▸ Records excerpted from a collection
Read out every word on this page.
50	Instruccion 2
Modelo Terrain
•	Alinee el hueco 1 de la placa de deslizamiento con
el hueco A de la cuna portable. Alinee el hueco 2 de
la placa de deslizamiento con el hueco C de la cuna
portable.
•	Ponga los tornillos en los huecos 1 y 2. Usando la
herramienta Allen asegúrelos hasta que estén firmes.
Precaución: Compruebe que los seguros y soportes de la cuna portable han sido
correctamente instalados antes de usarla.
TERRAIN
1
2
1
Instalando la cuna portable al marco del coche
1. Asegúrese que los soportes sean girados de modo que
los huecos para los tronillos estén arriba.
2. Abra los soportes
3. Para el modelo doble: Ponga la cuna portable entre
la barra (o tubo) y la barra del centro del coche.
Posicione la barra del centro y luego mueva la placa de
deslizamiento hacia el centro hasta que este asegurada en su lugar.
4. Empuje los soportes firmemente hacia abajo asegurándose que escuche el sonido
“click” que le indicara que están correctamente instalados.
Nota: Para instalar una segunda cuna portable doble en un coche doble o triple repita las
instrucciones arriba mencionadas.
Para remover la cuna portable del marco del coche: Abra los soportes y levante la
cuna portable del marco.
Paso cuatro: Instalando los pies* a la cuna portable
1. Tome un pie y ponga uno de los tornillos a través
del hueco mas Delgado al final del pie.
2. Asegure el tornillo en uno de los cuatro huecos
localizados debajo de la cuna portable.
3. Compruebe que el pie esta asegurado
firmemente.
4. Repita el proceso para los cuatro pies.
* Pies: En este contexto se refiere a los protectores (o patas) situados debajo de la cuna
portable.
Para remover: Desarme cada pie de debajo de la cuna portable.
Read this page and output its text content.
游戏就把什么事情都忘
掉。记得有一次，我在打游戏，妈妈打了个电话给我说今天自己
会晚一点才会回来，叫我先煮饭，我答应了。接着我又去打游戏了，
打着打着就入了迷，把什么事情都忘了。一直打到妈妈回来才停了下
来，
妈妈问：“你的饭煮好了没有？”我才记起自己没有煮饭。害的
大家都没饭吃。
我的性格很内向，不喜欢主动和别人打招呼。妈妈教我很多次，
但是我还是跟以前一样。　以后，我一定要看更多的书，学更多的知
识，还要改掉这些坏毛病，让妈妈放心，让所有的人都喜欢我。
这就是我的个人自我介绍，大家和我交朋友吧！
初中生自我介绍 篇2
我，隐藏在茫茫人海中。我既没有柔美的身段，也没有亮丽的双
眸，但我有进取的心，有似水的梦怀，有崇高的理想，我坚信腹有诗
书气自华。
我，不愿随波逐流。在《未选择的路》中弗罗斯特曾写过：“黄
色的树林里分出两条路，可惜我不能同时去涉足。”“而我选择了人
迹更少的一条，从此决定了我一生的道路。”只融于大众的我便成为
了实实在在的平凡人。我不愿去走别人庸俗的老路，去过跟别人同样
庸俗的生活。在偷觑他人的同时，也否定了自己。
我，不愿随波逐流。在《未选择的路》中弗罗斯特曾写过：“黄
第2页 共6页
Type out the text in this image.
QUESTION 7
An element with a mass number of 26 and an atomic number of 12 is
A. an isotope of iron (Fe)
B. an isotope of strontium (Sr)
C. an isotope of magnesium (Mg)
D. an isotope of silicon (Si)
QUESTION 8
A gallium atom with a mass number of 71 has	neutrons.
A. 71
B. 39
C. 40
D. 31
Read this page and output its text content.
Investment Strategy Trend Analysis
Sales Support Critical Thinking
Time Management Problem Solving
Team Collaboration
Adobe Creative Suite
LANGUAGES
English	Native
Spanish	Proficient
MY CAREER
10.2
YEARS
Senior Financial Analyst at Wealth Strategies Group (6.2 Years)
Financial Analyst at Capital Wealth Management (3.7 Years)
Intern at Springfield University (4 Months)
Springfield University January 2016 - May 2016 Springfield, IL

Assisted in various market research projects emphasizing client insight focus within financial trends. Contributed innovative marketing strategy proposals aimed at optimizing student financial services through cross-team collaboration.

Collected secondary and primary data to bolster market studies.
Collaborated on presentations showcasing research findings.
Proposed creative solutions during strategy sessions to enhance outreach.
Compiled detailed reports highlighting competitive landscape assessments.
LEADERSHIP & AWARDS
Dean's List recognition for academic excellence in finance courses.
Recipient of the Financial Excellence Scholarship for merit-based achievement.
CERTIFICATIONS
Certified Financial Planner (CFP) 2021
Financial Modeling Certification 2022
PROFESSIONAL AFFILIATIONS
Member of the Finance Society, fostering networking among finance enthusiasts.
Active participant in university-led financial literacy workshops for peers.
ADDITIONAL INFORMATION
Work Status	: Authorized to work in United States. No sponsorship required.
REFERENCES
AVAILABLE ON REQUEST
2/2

▸ WHAT NEEDS TO BE DONE
Print out the whole listing exactly as it appears.

▸ SOLVED EXERCISE
Read out every word on this page.
50	Instruccion 2
Modelo Terrain
•	Alinee el hueco 1 de la placa de deslizamiento con
el hueco A de la cuna portable. Alinee el hueco 2 de
la placa de deslizamiento con el hueco C de la cuna
portable.
•	Ponga los tornillos en los huecos 1 y 2. Usando la
herramienta Allen asegúrelos hasta que estén firmes.
Precaución: Compruebe que los seguros y soportes de la cuna portable han sido
correctamente instalados antes de usarla.
TERRAIN
1
2
1
Instalando la cuna portable al marco del coche
1. Asegúrese que los soportes sean girados de modo que
los huecos para los tronillos estén arriba.
2. Abra los soportes
3. Para el modelo doble: Ponga la cuna portable entre
la barra (o tubo) y la barra del centro del coche.
Posicione la barra del centro y luego mueva la placa de
deslizamiento hacia el centro hasta que este asegurada en su lugar.
4. Empuje los soportes firmemente hacia abajo asegurándose que escuche el sonido
“click” que le indicara que están correctamente instalados.
Nota: Para instalar una segunda cuna portable doble en un coche doble o triple repita las
instrucciones arriba mencionadas.
Para remover la cuna portable del marco del coche: Abra los soportes y levante la
cuna portable del marco.
Paso cuatro: Instalando los pies* a la cuna portable
1. Tome un pie y ponga uno de los tornillos a través
del hueco mas Delgado al final del pie.
2. Asegure el tornillo en uno de los cuatro huecos
localizados debajo de la cuna portable.
3. Compruebe que el pie esta asegurado
firmemente.
4. Repita el proceso para los cuatro pies.
* Pies: En este contexto se refiere a los protectores (o patas) situados debajo de la cuna
portable.
Para remover: Desarme cada pie de debajo de la cuna portable.
Read this page and output its text content.
游戏就把什么事情都忘
掉。记得有一次，我在打游戏，妈妈打了个电话给我说今天自己
会晚一点才会回来，叫我先煮饭，我答应了。接着我又去打游戏了，
打着打着就入了迷，把什么事情都忘了。一直打到妈妈回来才停了下
来，
妈妈问：“你的饭煮好了没有？”我才记起自己没有煮饭。害的
大家都没饭吃。
我的性格很内向，不喜欢主动和别人打招呼。妈妈教我很多次，
但是我还是跟以前一样。　以后，我一定要看更多的书，学更多的知
识，还要改掉这些坏毛病，让妈妈放心，让所有的人都喜欢我。
这就是我的个人自我介绍，大家和我交朋友吧！
初中生自我介绍 篇2
我，隐藏在茫茫人海中。我既没有柔美的身段，也没有亮丽的双
眸，但我有进取的心，有似水的梦怀，有崇高的理想，我坚信腹有诗
书气自华。
我，不愿随波逐流。在《未选择的路》中弗罗斯特曾写过：“黄
色的树林里分出两条路，可惜我不能同时去涉足。”“而我选择了人
迹更少的一条，从此决定了我一生的道路。”只融于大众的我便成为
了实实在在的平凡人。我不愿去走别人庸俗的老路，去过跟别人同样
庸俗的生活。在偷觑他人的同时，也否定了自己。
我，不愿随波逐流。在《未选择的路》中弗罗斯特曾写过：“黄
第2页 共6页
Type out the text in this image.
QUESTION 7
An element with a mass number of 26 and an atomic number of 12 is
A. an isotope of iron (Fe)
B. an isotope of strontium (Sr)
C. an isotope of magnesium (Mg)
D. an isotope of silicon (Si)
QUESTION 8
A gallium atom with a mass number of 71 has	neutrons.
A. 71
B. 39
C. 40
D. 31
Read this page and output its text content.
Investment Strategy Trend Analysis
Sales Support Critical Thinking
Time Management Problem Solving
Team Collaboration
Adobe Creative Suite
LANGUAGES
English	Native
Spanish	Proficient
MY CAREER
10.2
YEARS
Senior Financial Analyst at Wealth Strategies Group (6.2 Years)
Financial Analyst at Capital Wealth Management (3.7 Years)
Intern at Springfield University (4 Months)
Springfield University January 2016 - May 2016 Springfield, IL

Assisted in various market research projects emphasizing client insight focus within financial trends. Contributed innovative marketing strategy proposals aimed at optimizing student financial services through cross-team collaboration.

Collected secondary and primary data to bolster market studies.
Collaborated on presentations showcasing research findings.
Proposed creative solutions during strategy sessions to enhance outreach.
Compiled detailed reports highlighting competitive landscape assessments.
LEADERSHIP & AWARDS
Dean's List recognition for academic excellence in finance courses.
Recipient of the Financial Excellence Scholarship for merit-based achievement.
CERTIFICATIONS
Certified Financial Planner (CFP) 2021
Financial Modeling Certification 2022
PROFESSIONAL AFFILIATIONS
Member of the Finance Society, fostering networking among finance enthusiasts.
Active participant in university-led financial literacy workshops for peers.
ADDITIONAL INFORMATION
Work Status	: Authorized to work in United States. No sponsorship required.
REFERENCES
AVAILABLE ON REQUEST
2/2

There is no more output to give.